» What is needed
Retype the data that follows line by line, exactly, and leave its pictures out.

» Excerpted records

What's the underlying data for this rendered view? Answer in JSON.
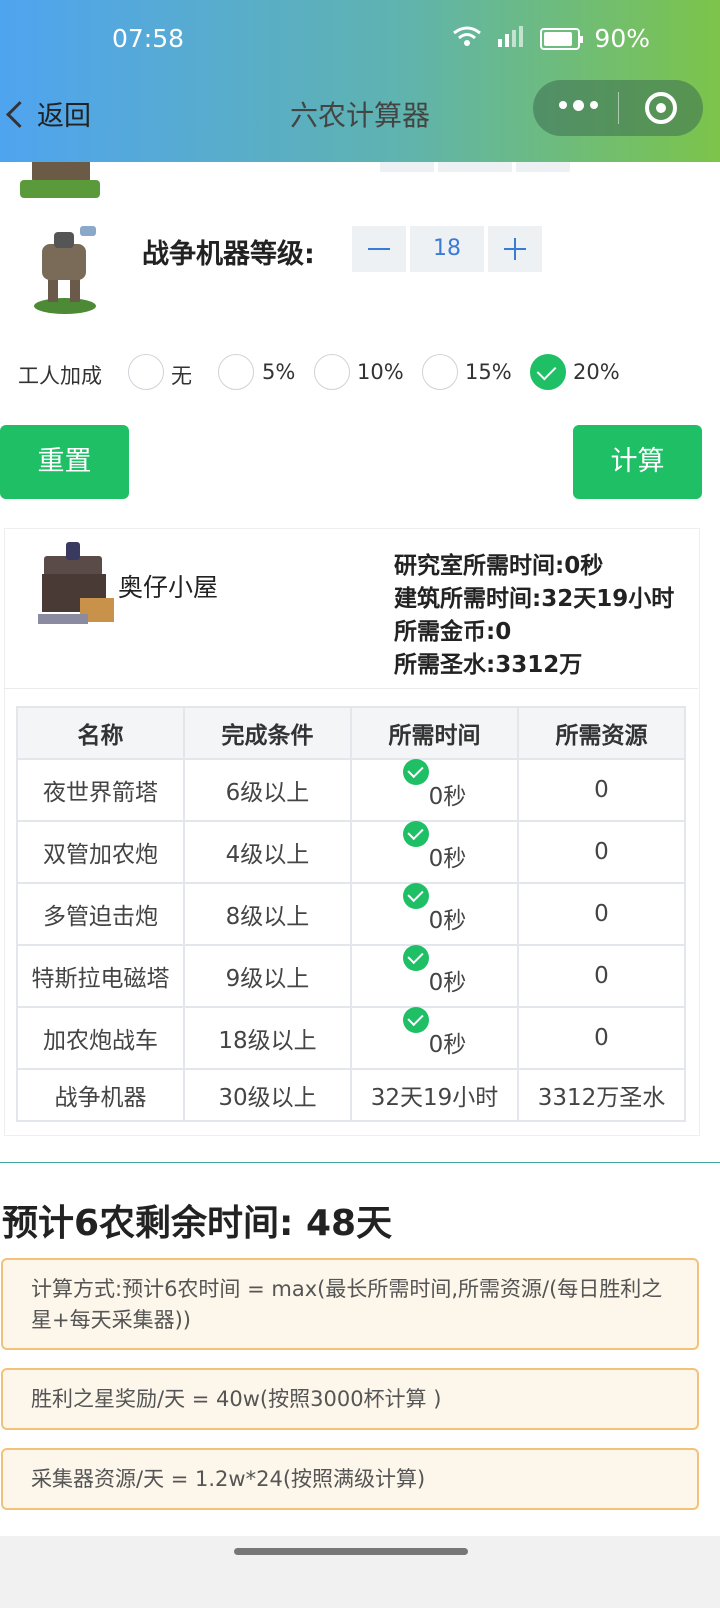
{
  "status": {
    "time": "07:58",
    "battery": "90%"
  },
  "header": {
    "back_label": "返回",
    "title": "六农计算器"
  },
  "machine": {
    "label": "战争机器等级:",
    "level": "18"
  },
  "workers": {
    "label": "工人加成",
    "options": [
      {
        "label": "无",
        "checked": false
      },
      {
        "label": "5%",
        "checked": false
      },
      {
        "label": "10%",
        "checked": false
      },
      {
        "label": "15%",
        "checked": false
      },
      {
        "label": "20%",
        "checked": true
      }
    ]
  },
  "actions": {
    "reset": "重置",
    "calculate": "计算"
  },
  "result": {
    "name": "奥仔小屋",
    "lab_time": "研究室所需时间:0秒",
    "build_time": "建筑所需时间:32天19小时",
    "gold": "所需金币:0",
    "elixir": "所需圣水:3312万"
  },
  "table": {
    "headers": [
      "名称",
      "完成条件",
      "所需时间",
      "所需资源"
    ],
    "rows": [
      {
        "name": "夜世界箭塔",
        "cond": "6级以上",
        "time": "0秒",
        "done": true,
        "res": "0"
      },
      {
        "name": "双管加农炮",
        "cond": "4级以上",
        "time": "0秒",
        "done": true,
        "res": "0"
      },
      {
        "name": "多管迫击炮",
        "cond": "8级以上",
        "time": "0秒",
        "done": true,
        "res": "0"
      },
      {
        "name": "特斯拉电磁塔",
        "cond": "9级以上",
        "time": "0秒",
        "done": true,
        "res": "0"
      },
      {
        "name": "加农炮战车",
        "cond": "18级以上",
        "time": "0秒",
        "done": true,
        "res": "0"
      },
      {
        "name": "战争机器",
        "cond": "30级以上",
        "time": "32天19小时",
        "done": false,
        "res": "3312万圣水"
      }
    ]
  },
  "estimate": "预计6农剩余时间: 48天",
  "notes": [
    "计算方式:预计6农时间 = max(最长所需时间,所需资源/(每日胜利之星+每天采集器))",
    "胜利之星奖励/天 = 40w(按照3000杯计算 )",
    "采集器资源/天 = 1.2w*24(按照满级计算)"
  ],
  "colors": {
    "accent_green": "#1fbf66",
    "stepper_blue": "#3a7bd5",
    "note_border": "#f2c27a"
  }
}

» Solved problem
What's the underlying data for this rendered view? Answer in JSON.
{
  "status": {
    "time": "07:58",
    "battery": "90%"
  },
  "header": {
    "back_label": "返回",
    "title": "六农计算器"
  },
  "machine": {
    "label": "战争机器等级:",
    "level": "18"
  },
  "workers": {
    "label": "工人加成",
    "options": [
      {
        "label": "无",
        "checked": false
      },
      {
        "label": "5%",
        "checked": false
      },
      {
        "label": "10%",
        "checked": false
      },
      {
        "label": "15%",
        "checked": false
      },
      {
        "label": "20%",
        "checked": true
      }
    ]
  },
  "actions": {
    "reset": "重置",
    "calculate": "计算"
  },
  "result": {
    "name": "奥仔小屋",
    "lab_time": "研究室所需时间:0秒",
    "build_time": "建筑所需时间:32天19小时",
    "gold": "所需金币:0",
    "elixir": "所需圣水:3312万"
  },
  "table": {
    "headers": [
      "名称",
      "完成条件",
      "所需时间",
      "所需资源"
    ],
    "rows": [
      {
        "name": "夜世界箭塔",
        "cond": "6级以上",
        "time": "0秒",
        "done": true,
        "res": "0"
      },
      {
        "name": "双管加农炮",
        "cond": "4级以上",
        "time": "0秒",
        "done": true,
        "res": "0"
      },
      {
        "name": "多管迫击炮",
        "cond": "8级以上",
        "time": "0秒",
        "done": true,
        "res": "0"
      },
      {
        "name": "特斯拉电磁塔",
        "cond": "9级以上",
        "time": "0秒",
        "done": true,
        "res": "0"
      },
      {
        "name": "加农炮战车",
        "cond": "18级以上",
        "time": "0秒",
        "done": true,
        "res": "0"
      },
      {
        "name": "战争机器",
        "cond": "30级以上",
        "time": "32天19小时",
        "done": false,
        "res": "3312万圣水"
      }
    ]
  },
  "estimate": "预计6农剩余时间: 48天",
  "notes": [
    "计算方式:预计6农时间 = max(最长所需时间,所需资源/(每日胜利之星+每天采集器))",
    "胜利之星奖励/天 = 40w(按照3000杯计算 )",
    "采集器资源/天 = 1.2w*24(按照满级计算)"
  ],
  "colors": {
    "accent_green": "#1fbf66",
    "stepper_blue": "#3a7bd5",
    "note_border": "#f2c27a"
  }
}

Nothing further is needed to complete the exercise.